►
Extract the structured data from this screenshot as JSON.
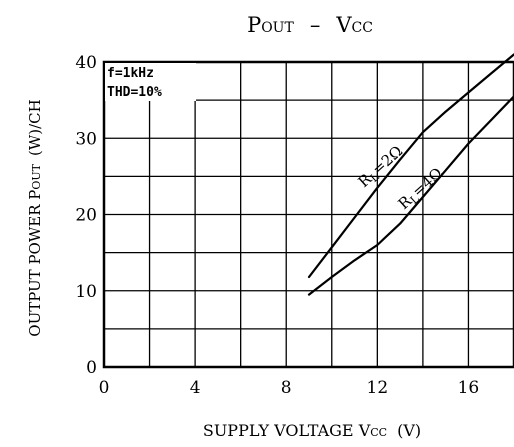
{
  "chart_data": {
    "type": "line",
    "title_main": "P",
    "title_main_sub": "OUT",
    "title_dash": "–",
    "title_v": "V",
    "title_v_sub": "CC",
    "xlabel_prefix": "SUPPLY VOLTAGE V",
    "xlabel_sub": "CC",
    "xlabel_suffix": "(V)",
    "ylabel_prefix": "OUTPUT POWER P",
    "ylabel_sub": "OUT",
    "ylabel_suffix": "(W)/CH",
    "xlim": [
      0,
      18
    ],
    "ylim": [
      0,
      40
    ],
    "x_ticks": [
      "0",
      "4",
      "8",
      "12",
      "16"
    ],
    "y_ticks": [
      "0",
      "10",
      "20",
      "30",
      "40"
    ],
    "x_tick_values": [
      0,
      4,
      8,
      12,
      16
    ],
    "y_tick_values": [
      0,
      10,
      20,
      30,
      40
    ],
    "grid": true,
    "legend_text": [
      "f=1kHz",
      "THD=10%"
    ],
    "series": [
      {
        "name": "RL=2Ω",
        "label_main": "R",
        "label_sub": "L",
        "label_rest": "=2Ω",
        "x": [
          9.0,
          10.0,
          11.0,
          12.0,
          13.0,
          14.0,
          15.0,
          16.0,
          17.0,
          18.0
        ],
        "y": [
          11.8,
          15.7,
          19.6,
          23.5,
          27.2,
          30.8,
          33.5,
          36.0,
          38.5,
          41.0
        ]
      },
      {
        "name": "RL=4Ω",
        "label_main": "R",
        "label_sub": "L",
        "label_rest": "=4Ω",
        "x": [
          9.0,
          10.0,
          11.0,
          12.0,
          13.0,
          14.0,
          15.0,
          16.0,
          17.0,
          18.0
        ],
        "y": [
          9.5,
          11.8,
          14.0,
          16.0,
          18.8,
          22.3,
          25.8,
          29.3,
          32.4,
          35.5
        ]
      }
    ]
  }
}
◄
* [The request]:
Excluding the pictures, reproduce every entry exactly as given.

* [Solved problem]:
Extract the structured data from this screenshot as JSON.
{
  "chart_data": {
    "type": "line",
    "title_main": "P",
    "title_main_sub": "OUT",
    "title_dash": "–",
    "title_v": "V",
    "title_v_sub": "CC",
    "xlabel_prefix": "SUPPLY VOLTAGE V",
    "xlabel_sub": "CC",
    "xlabel_suffix": "(V)",
    "ylabel_prefix": "OUTPUT POWER P",
    "ylabel_sub": "OUT",
    "ylabel_suffix": "(W)/CH",
    "xlim": [
      0,
      18
    ],
    "ylim": [
      0,
      40
    ],
    "x_ticks": [
      "0",
      "4",
      "8",
      "12",
      "16"
    ],
    "y_ticks": [
      "0",
      "10",
      "20",
      "30",
      "40"
    ],
    "x_tick_values": [
      0,
      4,
      8,
      12,
      16
    ],
    "y_tick_values": [
      0,
      10,
      20,
      30,
      40
    ],
    "grid": true,
    "legend_text": [
      "f=1kHz",
      "THD=10%"
    ],
    "series": [
      {
        "name": "RL=2Ω",
        "label_main": "R",
        "label_sub": "L",
        "label_rest": "=2Ω",
        "x": [
          9.0,
          10.0,
          11.0,
          12.0,
          13.0,
          14.0,
          15.0,
          16.0,
          17.0,
          18.0
        ],
        "y": [
          11.8,
          15.7,
          19.6,
          23.5,
          27.2,
          30.8,
          33.5,
          36.0,
          38.5,
          41.0
        ]
      },
      {
        "name": "RL=4Ω",
        "label_main": "R",
        "label_sub": "L",
        "label_rest": "=4Ω",
        "x": [
          9.0,
          10.0,
          11.0,
          12.0,
          13.0,
          14.0,
          15.0,
          16.0,
          17.0,
          18.0
        ],
        "y": [
          9.5,
          11.8,
          14.0,
          16.0,
          18.8,
          22.3,
          25.8,
          29.3,
          32.4,
          35.5
        ]
      }
    ]
  }
}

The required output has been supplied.